- Records to process
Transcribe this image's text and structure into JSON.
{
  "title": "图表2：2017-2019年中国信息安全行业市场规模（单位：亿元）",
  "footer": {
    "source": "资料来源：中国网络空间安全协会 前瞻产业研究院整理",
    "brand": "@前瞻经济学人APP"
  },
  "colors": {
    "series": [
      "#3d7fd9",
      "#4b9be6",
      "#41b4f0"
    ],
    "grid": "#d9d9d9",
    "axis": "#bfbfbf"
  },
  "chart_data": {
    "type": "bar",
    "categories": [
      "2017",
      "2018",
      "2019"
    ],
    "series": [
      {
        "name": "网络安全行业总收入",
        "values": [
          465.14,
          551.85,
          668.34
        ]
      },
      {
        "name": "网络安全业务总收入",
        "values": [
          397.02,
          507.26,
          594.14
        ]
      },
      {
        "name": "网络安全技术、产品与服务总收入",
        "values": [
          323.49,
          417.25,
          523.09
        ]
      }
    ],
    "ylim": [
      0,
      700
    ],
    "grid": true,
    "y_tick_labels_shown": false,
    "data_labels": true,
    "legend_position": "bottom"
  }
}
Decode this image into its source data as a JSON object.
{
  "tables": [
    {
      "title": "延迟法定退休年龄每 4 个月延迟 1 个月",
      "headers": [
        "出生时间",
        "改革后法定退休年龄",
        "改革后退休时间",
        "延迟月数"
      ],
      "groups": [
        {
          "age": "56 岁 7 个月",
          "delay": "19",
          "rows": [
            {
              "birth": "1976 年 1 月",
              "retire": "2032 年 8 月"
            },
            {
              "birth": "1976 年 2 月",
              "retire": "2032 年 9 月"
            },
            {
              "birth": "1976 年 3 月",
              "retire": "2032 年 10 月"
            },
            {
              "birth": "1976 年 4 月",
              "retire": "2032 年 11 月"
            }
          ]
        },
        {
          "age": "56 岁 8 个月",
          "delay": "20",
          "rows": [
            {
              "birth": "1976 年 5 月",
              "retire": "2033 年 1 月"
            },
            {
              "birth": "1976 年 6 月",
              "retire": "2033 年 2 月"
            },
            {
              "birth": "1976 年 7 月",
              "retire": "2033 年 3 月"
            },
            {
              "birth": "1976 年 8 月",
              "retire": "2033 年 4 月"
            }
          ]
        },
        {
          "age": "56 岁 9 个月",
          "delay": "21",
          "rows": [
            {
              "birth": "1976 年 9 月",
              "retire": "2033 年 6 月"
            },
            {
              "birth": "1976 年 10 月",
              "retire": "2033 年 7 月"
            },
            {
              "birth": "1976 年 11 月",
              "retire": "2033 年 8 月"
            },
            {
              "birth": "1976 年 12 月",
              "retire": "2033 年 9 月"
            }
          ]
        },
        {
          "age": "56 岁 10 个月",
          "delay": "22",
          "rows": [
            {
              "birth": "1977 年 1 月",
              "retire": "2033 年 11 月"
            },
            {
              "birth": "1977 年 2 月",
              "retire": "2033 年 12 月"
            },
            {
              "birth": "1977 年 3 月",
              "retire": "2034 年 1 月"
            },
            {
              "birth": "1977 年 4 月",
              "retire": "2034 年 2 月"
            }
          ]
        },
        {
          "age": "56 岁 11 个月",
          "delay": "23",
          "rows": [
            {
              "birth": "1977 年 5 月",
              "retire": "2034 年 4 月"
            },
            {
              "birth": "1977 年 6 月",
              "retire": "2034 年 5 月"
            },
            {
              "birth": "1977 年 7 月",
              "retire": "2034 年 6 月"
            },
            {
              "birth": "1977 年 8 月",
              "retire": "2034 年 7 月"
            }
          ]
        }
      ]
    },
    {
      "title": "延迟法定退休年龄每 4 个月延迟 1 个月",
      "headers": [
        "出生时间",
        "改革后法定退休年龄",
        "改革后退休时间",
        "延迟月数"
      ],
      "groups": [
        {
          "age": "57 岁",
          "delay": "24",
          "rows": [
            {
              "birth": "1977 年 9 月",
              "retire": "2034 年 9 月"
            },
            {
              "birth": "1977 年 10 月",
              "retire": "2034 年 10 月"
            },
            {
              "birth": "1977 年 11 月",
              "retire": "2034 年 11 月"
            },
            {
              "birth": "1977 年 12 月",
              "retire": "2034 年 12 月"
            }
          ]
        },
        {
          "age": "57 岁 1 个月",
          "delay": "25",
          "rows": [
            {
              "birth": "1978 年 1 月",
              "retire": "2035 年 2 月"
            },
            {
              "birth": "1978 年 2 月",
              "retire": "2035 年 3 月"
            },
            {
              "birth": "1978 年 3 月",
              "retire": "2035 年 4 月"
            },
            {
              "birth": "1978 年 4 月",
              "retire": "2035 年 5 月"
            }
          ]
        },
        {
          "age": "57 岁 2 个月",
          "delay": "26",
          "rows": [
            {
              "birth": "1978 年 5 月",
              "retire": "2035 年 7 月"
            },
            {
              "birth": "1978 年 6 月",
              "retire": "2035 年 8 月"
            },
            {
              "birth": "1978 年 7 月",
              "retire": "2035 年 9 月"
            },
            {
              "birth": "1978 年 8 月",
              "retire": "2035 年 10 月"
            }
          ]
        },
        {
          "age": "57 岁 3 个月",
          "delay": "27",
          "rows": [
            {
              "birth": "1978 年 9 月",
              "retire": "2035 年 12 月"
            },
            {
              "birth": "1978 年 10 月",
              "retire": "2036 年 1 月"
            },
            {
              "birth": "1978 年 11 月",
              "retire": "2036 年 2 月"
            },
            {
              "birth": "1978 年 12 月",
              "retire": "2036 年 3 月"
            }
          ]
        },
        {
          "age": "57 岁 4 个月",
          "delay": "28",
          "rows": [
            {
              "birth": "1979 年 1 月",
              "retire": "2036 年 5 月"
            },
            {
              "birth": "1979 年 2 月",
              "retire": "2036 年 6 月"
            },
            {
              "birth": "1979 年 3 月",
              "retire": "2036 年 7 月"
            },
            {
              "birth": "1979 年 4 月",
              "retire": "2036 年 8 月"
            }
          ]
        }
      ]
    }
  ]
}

- What you are asked to do
All of the data above should be transcribed exactly.

- Output of the exercise
Transcribe this image's text and structure into JSON.
{
  "title": "图表2：2017-2019年中国信息安全行业市场规模（单位：亿元）",
  "footer": {
    "source": "资料来源：中国网络空间安全协会 前瞻产业研究院整理",
    "brand": "@前瞻经济学人APP"
  },
  "colors": {
    "series": [
      "#3d7fd9",
      "#4b9be6",
      "#41b4f0"
    ],
    "grid": "#d9d9d9",
    "axis": "#bfbfbf"
  },
  "chart_data": {
    "type": "bar",
    "categories": [
      "2017",
      "2018",
      "2019"
    ],
    "series": [
      {
        "name": "网络安全行业总收入",
        "values": [
          465.14,
          551.85,
          668.34
        ]
      },
      {
        "name": "网络安全业务总收入",
        "values": [
          397.02,
          507.26,
          594.14
        ]
      },
      {
        "name": "网络安全技术、产品与服务总收入",
        "values": [
          323.49,
          417.25,
          523.09
        ]
      }
    ],
    "ylim": [
      0,
      700
    ],
    "grid": true,
    "y_tick_labels_shown": false,
    "data_labels": true,
    "legend_position": "bottom"
  }
}
Decode this image into its source data as a JSON object.
{
  "tables": [
    {
      "title": "延迟法定退休年龄每 4 个月延迟 1 个月",
      "headers": [
        "出生时间",
        "改革后法定退休年龄",
        "改革后退休时间",
        "延迟月数"
      ],
      "groups": [
        {
          "age": "56 岁 7 个月",
          "delay": "19",
          "rows": [
            {
              "birth": "1976 年 1 月",
              "retire": "2032 年 8 月"
            },
            {
              "birth": "1976 年 2 月",
              "retire": "2032 年 9 月"
            },
            {
              "birth": "1976 年 3 月",
              "retire": "2032 年 10 月"
            },
            {
              "birth": "1976 年 4 月",
              "retire": "2032 年 11 月"
            }
          ]
        },
        {
          "age": "56 岁 8 个月",
          "delay": "20",
          "rows": [
            {
              "birth": "1976 年 5 月",
              "retire": "2033 年 1 月"
            },
            {
              "birth": "1976 年 6 月",
              "retire": "2033 年 2 月"
            },
            {
              "birth": "1976 年 7 月",
              "retire": "2033 年 3 月"
            },
            {
              "birth": "1976 年 8 月",
              "retire": "2033 年 4 月"
            }
          ]
        },
        {
          "age": "56 岁 9 个月",
          "delay": "21",
          "rows": [
            {
              "birth": "1976 年 9 月",
              "retire": "2033 年 6 月"
            },
            {
              "birth": "1976 年 10 月",
              "retire": "2033 年 7 月"
            },
            {
              "birth": "1976 年 11 月",
              "retire": "2033 年 8 月"
            },
            {
              "birth": "1976 年 12 月",
              "retire": "2033 年 9 月"
            }
          ]
        },
        {
          "age": "56 岁 10 个月",
          "delay": "22",
          "rows": [
            {
              "birth": "1977 年 1 月",
              "retire": "2033 年 11 月"
            },
            {
              "birth": "1977 年 2 月",
              "retire": "2033 年 12 月"
            },
            {
              "birth": "1977 年 3 月",
              "retire": "2034 年 1 月"
            },
            {
              "birth": "1977 年 4 月",
              "retire": "2034 年 2 月"
            }
          ]
        },
        {
          "age": "56 岁 11 个月",
          "delay": "23",
          "rows": [
            {
              "birth": "1977 年 5 月",
              "retire": "2034 年 4 月"
            },
            {
              "birth": "1977 年 6 月",
              "retire": "2034 年 5 月"
            },
            {
              "birth": "1977 年 7 月",
              "retire": "2034 年 6 月"
            },
            {
              "birth": "1977 年 8 月",
              "retire": "2034 年 7 月"
            }
          ]
        }
      ]
    },
    {
      "title": "延迟法定退休年龄每 4 个月延迟 1 个月",
      "headers": [
        "出生时间",
        "改革后法定退休年龄",
        "改革后退休时间",
        "延迟月数"
      ],
      "groups": [
        {
          "age": "57 岁",
          "delay": "24",
          "rows": [
            {
              "birth": "1977 年 9 月",
              "retire": "2034 年 9 月"
            },
            {
              "birth": "1977 年 10 月",
              "retire": "2034 年 10 月"
            },
            {
              "birth": "1977 年 11 月",
              "retire": "2034 年 11 月"
            },
            {
              "birth": "1977 年 12 月",
              "retire": "2034 年 12 月"
            }
          ]
        },
        {
          "age": "57 岁 1 个月",
          "delay": "25",
          "rows": [
            {
              "birth": "1978 年 1 月",
              "retire": "2035 年 2 月"
            },
            {
              "birth": "1978 年 2 月",
              "retire": "2035 年 3 月"
            },
            {
              "birth": "1978 年 3 月",
              "retire": "2035 年 4 月"
            },
            {
              "birth": "1978 年 4 月",
              "retire": "2035 年 5 月"
            }
          ]
        },
        {
          "age": "57 岁 2 个月",
          "delay": "26",
          "rows": [
            {
              "birth": "1978 年 5 月",
              "retire": "2035 年 7 月"
            },
            {
              "birth": "1978 年 6 月",
              "retire": "2035 年 8 月"
            },
            {
              "birth": "1978 年 7 月",
              "retire": "2035 年 9 月"
            },
            {
              "birth": "1978 年 8 月",
              "retire": "2035 年 10 月"
            }
          ]
        },
        {
          "age": "57 岁 3 个月",
          "delay": "27",
          "rows": [
            {
              "birth": "1978 年 9 月",
              "retire": "2035 年 12 月"
            },
            {
              "birth": "1978 年 10 月",
              "retire": "2036 年 1 月"
            },
            {
              "birth": "1978 年 11 月",
              "retire": "2036 年 2 月"
            },
            {
              "birth": "1978 年 12 月",
              "retire": "2036 年 3 月"
            }
          ]
        },
        {
          "age": "57 岁 4 个月",
          "delay": "28",
          "rows": [
            {
              "birth": "1979 年 1 月",
              "retire": "2036 年 5 月"
            },
            {
              "birth": "1979 年 2 月",
              "retire": "2036 年 6 月"
            },
            {
              "birth": "1979 年 3 月",
              "retire": "2036 年 7 月"
            },
            {
              "birth": "1979 年 4 月",
              "retire": "2036 年 8 月"
            }
          ]
        }
      ]
    }
  ]
}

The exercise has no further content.